#### [Records]
+ + + + +

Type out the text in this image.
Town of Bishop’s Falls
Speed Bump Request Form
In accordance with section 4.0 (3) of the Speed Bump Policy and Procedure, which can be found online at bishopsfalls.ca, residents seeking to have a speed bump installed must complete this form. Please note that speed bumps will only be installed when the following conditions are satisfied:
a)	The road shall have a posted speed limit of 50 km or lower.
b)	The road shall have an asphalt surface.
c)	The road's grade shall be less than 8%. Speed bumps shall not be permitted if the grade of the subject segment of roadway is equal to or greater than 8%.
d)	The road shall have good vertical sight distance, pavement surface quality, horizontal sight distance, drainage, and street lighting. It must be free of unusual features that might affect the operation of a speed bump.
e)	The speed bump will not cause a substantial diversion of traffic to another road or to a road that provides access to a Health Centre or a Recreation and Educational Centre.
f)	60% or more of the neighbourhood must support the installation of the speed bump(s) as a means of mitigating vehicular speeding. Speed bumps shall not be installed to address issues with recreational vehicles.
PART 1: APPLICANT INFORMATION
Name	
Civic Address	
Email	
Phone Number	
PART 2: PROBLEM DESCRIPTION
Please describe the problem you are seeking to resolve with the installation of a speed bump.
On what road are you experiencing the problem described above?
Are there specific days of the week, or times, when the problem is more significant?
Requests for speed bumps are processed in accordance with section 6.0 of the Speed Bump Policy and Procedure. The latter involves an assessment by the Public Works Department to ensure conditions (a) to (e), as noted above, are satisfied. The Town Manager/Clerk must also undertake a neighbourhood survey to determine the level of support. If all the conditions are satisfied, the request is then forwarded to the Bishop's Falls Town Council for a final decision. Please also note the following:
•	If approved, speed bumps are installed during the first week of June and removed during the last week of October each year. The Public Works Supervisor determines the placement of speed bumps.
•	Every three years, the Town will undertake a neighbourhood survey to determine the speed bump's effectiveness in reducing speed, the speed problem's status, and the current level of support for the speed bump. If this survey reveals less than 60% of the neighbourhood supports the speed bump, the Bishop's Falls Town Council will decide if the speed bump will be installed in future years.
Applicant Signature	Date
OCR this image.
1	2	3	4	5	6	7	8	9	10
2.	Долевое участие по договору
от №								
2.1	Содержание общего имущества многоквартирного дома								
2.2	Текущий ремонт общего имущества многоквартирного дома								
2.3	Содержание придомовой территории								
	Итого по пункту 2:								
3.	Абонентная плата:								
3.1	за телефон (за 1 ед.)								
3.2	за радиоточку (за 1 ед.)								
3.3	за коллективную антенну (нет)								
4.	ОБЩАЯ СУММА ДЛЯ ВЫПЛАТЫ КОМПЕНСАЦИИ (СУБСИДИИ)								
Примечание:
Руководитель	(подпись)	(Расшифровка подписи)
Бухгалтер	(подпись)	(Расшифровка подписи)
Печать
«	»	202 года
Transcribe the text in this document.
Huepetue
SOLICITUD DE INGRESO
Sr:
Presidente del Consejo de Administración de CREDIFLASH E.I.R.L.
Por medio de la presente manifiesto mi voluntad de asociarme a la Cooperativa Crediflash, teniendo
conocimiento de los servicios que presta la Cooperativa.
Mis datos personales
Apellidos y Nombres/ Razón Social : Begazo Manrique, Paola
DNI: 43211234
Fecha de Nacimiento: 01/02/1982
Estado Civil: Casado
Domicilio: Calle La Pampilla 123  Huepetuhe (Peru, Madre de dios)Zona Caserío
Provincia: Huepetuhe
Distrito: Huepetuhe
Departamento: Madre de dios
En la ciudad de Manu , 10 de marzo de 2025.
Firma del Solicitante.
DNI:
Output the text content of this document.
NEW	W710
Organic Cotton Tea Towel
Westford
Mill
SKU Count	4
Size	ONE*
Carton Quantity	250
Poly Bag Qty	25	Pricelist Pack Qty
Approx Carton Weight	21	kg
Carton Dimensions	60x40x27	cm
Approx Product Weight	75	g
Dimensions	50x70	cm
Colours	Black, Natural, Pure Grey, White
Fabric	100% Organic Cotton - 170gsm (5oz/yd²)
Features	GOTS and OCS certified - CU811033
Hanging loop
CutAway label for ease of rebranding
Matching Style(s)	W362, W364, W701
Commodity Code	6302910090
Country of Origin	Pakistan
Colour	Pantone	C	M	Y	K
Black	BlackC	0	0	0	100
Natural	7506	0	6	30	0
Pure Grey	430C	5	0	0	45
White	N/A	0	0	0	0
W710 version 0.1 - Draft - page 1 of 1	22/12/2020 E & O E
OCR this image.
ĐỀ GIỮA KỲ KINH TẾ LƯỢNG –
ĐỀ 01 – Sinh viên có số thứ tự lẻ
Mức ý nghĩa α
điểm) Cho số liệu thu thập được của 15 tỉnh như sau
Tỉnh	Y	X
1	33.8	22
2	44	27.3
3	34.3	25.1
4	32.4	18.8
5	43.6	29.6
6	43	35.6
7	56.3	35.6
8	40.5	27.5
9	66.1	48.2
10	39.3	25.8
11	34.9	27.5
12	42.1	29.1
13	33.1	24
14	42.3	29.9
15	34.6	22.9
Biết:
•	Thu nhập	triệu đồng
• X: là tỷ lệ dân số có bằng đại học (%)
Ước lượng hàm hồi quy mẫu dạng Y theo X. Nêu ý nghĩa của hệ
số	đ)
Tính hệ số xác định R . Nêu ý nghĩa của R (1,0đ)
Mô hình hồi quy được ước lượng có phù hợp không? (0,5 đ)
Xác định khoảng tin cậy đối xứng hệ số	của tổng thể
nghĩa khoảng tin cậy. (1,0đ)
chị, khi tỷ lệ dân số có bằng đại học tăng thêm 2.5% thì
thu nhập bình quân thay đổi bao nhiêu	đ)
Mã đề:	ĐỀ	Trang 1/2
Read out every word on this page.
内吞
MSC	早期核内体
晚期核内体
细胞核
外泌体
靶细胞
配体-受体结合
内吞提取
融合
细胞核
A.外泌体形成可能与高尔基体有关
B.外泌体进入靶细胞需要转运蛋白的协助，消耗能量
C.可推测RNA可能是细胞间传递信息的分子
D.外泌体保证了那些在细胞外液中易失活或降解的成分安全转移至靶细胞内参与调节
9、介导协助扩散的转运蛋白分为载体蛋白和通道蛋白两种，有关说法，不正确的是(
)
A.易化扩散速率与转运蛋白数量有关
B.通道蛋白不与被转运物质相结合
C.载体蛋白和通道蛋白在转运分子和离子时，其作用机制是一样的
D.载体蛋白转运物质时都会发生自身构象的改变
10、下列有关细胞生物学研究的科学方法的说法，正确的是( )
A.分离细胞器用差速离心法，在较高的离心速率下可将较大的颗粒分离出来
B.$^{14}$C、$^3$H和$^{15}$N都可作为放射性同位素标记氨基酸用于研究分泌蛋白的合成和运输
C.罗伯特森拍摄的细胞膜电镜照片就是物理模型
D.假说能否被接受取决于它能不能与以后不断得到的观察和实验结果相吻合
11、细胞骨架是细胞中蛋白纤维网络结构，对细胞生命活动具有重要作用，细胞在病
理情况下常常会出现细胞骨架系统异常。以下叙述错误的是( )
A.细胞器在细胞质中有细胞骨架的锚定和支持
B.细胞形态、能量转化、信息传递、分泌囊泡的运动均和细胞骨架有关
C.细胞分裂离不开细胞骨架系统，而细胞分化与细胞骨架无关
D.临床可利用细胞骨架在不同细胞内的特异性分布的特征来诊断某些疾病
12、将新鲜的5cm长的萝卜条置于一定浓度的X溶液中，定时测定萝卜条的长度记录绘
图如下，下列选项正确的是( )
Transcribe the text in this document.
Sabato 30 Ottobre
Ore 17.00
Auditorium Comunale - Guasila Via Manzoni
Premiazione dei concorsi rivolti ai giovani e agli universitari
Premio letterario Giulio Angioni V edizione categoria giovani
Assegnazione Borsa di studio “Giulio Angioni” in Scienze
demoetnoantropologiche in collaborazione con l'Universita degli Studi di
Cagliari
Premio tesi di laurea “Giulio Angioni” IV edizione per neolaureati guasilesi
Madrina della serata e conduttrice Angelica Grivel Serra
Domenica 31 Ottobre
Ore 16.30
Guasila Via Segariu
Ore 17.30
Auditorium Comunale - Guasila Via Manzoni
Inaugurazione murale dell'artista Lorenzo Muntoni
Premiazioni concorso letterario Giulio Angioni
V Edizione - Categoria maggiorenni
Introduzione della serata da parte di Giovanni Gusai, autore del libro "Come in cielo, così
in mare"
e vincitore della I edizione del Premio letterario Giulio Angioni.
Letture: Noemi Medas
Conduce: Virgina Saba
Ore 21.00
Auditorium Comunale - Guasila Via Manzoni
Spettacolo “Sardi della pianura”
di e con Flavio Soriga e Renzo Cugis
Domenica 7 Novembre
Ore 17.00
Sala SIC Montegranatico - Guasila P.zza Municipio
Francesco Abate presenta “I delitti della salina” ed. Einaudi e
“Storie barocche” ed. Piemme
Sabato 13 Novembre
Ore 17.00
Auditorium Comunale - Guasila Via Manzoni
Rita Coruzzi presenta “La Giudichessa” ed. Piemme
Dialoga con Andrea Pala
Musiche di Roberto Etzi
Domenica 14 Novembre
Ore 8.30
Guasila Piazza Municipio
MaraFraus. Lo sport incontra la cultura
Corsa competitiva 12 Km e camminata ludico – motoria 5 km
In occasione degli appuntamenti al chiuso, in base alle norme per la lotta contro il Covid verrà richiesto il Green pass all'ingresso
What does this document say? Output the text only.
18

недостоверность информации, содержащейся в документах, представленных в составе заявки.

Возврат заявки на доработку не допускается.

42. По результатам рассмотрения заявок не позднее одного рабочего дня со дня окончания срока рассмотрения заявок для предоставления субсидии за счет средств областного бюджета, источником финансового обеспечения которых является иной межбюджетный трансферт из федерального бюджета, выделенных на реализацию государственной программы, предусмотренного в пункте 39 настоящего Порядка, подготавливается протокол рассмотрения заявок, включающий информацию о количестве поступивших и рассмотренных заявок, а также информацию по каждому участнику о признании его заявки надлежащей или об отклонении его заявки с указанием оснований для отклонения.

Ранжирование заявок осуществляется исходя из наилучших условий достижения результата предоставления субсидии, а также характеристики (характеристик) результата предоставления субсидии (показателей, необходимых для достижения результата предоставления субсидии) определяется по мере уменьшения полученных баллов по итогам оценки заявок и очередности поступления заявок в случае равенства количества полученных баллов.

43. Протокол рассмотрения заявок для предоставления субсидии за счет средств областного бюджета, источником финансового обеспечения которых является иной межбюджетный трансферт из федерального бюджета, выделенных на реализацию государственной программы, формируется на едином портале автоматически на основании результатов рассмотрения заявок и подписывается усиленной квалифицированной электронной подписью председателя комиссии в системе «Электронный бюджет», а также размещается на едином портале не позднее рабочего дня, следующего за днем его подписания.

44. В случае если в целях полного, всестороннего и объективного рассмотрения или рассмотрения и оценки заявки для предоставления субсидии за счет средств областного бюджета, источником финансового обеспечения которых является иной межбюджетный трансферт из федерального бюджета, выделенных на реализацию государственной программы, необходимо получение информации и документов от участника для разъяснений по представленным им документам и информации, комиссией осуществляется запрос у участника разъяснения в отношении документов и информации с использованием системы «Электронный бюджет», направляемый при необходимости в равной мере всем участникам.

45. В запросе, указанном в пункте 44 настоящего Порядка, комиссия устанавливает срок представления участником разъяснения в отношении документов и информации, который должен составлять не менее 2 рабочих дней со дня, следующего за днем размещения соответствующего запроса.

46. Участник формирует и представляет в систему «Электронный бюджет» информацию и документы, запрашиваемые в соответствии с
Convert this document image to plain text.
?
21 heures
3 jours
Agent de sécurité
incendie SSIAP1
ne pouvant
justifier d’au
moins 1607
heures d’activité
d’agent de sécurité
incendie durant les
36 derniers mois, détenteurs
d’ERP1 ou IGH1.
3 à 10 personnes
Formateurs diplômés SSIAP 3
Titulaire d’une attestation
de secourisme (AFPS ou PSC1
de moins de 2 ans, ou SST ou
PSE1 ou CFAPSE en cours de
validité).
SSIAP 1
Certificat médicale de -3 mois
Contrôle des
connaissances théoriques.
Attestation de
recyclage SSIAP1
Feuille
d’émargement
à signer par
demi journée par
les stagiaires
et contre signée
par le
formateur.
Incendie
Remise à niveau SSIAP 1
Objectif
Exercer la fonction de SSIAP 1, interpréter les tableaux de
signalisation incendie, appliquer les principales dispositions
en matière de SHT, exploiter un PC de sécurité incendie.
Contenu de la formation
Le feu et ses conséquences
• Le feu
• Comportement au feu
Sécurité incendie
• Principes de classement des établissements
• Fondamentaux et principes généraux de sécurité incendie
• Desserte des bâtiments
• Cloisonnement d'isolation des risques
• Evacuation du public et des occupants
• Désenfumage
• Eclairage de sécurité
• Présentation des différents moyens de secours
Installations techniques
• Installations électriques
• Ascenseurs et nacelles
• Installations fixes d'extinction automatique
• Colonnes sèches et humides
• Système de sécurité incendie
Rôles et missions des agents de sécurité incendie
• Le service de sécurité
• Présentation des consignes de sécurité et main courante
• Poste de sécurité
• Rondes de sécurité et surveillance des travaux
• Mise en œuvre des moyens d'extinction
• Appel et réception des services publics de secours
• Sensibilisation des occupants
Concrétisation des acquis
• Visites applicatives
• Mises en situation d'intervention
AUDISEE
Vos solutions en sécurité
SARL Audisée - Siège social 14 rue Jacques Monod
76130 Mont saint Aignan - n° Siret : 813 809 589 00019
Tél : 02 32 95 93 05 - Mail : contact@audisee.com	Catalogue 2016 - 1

+ + + + +

#### [Directions for this task]
Go through the records and gather the lines that hold "Madre".

#### [Answer in full]
Domicilio: Calle La Pampilla 123  Huepetuhe (Peru, Madre de dios)Zona Caserío
Departamento: Madre de dios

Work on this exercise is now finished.